(Passage to read Opens)

Disappointed

I had hoped the contributions to the BLF sight would be much more health related in terms of sharing good research information and advice about the range and nature of lung conditions. Seems people want a social networking sight, something I suppose which BLF have little or no control over. For me at this point in time the site is not even close to hitting the research, advice and exchange of knowledge I had hope for, so back to the American sites.

37 Replies

oldestnewest
  • That's a shame, Bigyogi.

    I know there's a lot of banter and friendliness but mixed in with the bonhomie is quite a large pool of knowledge being shared.

    I do a lot of investigating various health matters for myself, as well as gleaning all sorts of useful information from this site, and would love to know what the USA sites cover that this site doesn't? (I have a vast thirst for knowledge!)

    qbjb

  • Hi

    Sorry you are disappointed , some times people with an incureable condition , need a distraction, a bit of humour goes a long way when you are having a bad day.

    Idle chat can take away the feeling on loneliness that lots of people suffer with.

    As regards you main point , if you have information from other sources can you not share?

    The number of improvements, over past few years can be counted on one hand .

    Drug trials, various type of valves for lung reduction.

    Ther as been lengthily discussions on breathing techniques, different drugs, exercise, oxygen theraphy .

    It is community of help and support, with all aspects of how the various lung conditions are affecting our daily life's .

    Rather than leave take a rest , and pop in now and again, anytime you are feeling down or are unable to cope.

    You will then see the value the site as to offer.

  • Well said Flibberti.Nothing wrong with being friendly!!!

  • Thank you Flibberti, there is a lot to be said for social chat when people have just been informed they have an incurable disease. And that is what we offer too isnt it?

  • Well said flibberti ! This site and the members have been a lifesaver for me both with practical help re ambulatory oxygen and love and support when I was at my lowest. Sheila X

  • I do agree with the other replies, this site has a vast array of knowledge, dramas, humour and everything else in between. It is for everyone. I am not bothered by the jokes and choose not to read most of them but everything else is great. Good luck to you bigyogi and I truly hope you find what you are looking for. Take care and stay as well as you can. xxxx

  • Strange because people visit us from the US. I do feel that this site is very important for all people worried about lung problems. It is good that they can come and voice their thoughts to receive advice and friendship. I fully endorse all that has been said. Humour is a necessary part of life and it can help when You are depressed.

    My advice to you, if you feel happier elsewhere, go and join the site if this one doesn't suit you. We wont change

  • Bye.

(Passage to read Closes)
(Records Opens)

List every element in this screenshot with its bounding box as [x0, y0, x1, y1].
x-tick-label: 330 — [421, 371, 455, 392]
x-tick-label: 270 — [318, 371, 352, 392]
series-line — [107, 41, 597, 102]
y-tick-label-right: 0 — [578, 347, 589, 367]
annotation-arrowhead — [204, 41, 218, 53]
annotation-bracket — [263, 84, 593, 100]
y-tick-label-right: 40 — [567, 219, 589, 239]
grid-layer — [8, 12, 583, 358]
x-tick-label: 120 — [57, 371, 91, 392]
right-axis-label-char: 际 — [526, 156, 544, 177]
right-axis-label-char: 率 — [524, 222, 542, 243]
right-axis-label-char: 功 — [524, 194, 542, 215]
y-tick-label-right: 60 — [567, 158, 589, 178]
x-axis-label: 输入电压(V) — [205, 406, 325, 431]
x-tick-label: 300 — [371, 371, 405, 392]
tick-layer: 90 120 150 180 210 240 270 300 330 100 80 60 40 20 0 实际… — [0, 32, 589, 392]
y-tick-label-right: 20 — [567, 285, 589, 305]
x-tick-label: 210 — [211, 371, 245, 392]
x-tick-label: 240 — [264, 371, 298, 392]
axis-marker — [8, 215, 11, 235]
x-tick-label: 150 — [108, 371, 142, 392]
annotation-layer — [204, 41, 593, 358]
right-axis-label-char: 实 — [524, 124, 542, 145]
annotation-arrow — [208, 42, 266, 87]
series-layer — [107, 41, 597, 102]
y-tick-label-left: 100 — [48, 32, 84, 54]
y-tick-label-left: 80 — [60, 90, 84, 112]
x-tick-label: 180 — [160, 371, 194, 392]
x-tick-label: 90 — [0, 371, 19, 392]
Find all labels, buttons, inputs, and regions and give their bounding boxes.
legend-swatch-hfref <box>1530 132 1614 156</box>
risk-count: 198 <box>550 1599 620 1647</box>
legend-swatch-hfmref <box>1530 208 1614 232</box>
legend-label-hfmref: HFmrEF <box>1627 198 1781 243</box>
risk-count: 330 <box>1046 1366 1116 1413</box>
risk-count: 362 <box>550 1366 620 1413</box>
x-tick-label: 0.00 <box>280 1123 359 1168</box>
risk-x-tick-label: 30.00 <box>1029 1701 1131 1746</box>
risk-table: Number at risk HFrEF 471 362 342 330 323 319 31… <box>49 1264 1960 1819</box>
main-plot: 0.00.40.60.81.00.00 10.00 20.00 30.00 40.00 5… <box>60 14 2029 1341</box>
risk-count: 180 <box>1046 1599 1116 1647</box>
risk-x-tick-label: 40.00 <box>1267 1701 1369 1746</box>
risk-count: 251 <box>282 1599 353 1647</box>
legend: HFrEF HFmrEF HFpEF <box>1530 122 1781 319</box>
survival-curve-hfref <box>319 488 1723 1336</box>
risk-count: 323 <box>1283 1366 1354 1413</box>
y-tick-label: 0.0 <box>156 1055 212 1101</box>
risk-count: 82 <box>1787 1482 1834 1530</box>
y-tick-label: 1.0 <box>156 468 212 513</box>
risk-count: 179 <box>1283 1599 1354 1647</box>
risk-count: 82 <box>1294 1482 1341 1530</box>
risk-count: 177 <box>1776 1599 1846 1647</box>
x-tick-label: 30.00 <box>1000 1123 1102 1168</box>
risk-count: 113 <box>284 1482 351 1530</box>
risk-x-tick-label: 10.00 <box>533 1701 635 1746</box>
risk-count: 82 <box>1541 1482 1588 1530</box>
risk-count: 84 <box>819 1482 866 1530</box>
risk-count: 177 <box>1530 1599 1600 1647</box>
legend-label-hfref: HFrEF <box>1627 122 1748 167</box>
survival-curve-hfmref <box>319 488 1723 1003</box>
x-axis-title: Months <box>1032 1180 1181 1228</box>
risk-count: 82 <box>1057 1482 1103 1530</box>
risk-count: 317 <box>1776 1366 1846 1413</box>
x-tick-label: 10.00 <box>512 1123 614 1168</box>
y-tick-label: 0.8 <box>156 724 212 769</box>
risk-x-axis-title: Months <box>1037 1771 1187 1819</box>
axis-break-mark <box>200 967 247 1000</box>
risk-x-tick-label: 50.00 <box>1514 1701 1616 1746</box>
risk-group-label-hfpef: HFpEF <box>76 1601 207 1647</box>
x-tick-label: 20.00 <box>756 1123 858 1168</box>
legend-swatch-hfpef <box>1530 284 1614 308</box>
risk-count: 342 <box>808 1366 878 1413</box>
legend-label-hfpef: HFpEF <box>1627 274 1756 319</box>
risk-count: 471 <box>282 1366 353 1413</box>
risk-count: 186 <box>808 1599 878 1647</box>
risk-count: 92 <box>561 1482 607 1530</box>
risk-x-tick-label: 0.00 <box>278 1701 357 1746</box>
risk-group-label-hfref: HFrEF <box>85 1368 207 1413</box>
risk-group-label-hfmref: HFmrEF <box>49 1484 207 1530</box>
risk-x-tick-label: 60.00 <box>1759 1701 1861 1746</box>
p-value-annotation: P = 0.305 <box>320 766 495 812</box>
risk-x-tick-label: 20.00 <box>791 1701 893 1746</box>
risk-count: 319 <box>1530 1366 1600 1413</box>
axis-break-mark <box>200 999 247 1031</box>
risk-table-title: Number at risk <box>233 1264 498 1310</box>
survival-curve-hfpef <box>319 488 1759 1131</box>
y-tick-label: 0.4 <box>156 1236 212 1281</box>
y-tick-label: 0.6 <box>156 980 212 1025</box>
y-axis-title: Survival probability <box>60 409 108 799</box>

(Records Closes)

> _Task instructions_
Print the part of the forum thread about the BLF site between "It is community" and "too isnt it?", inclusive.

> _Result below_
It is community of help and support, with all aspects of how the various lung conditions are affecting our daily life's .

    Rather than leave take a rest , and pop in now and again, anytime you are feeling down or are unable to cope.

    You will then see the value the site as to offer.

  • Well said Flibberti.Nothing wrong with being friendly!!!

  • Thank you Flibberti, there is a lot to be said for social chat when people have just been informed they have an incurable disease. And that is what we offer too isnt it?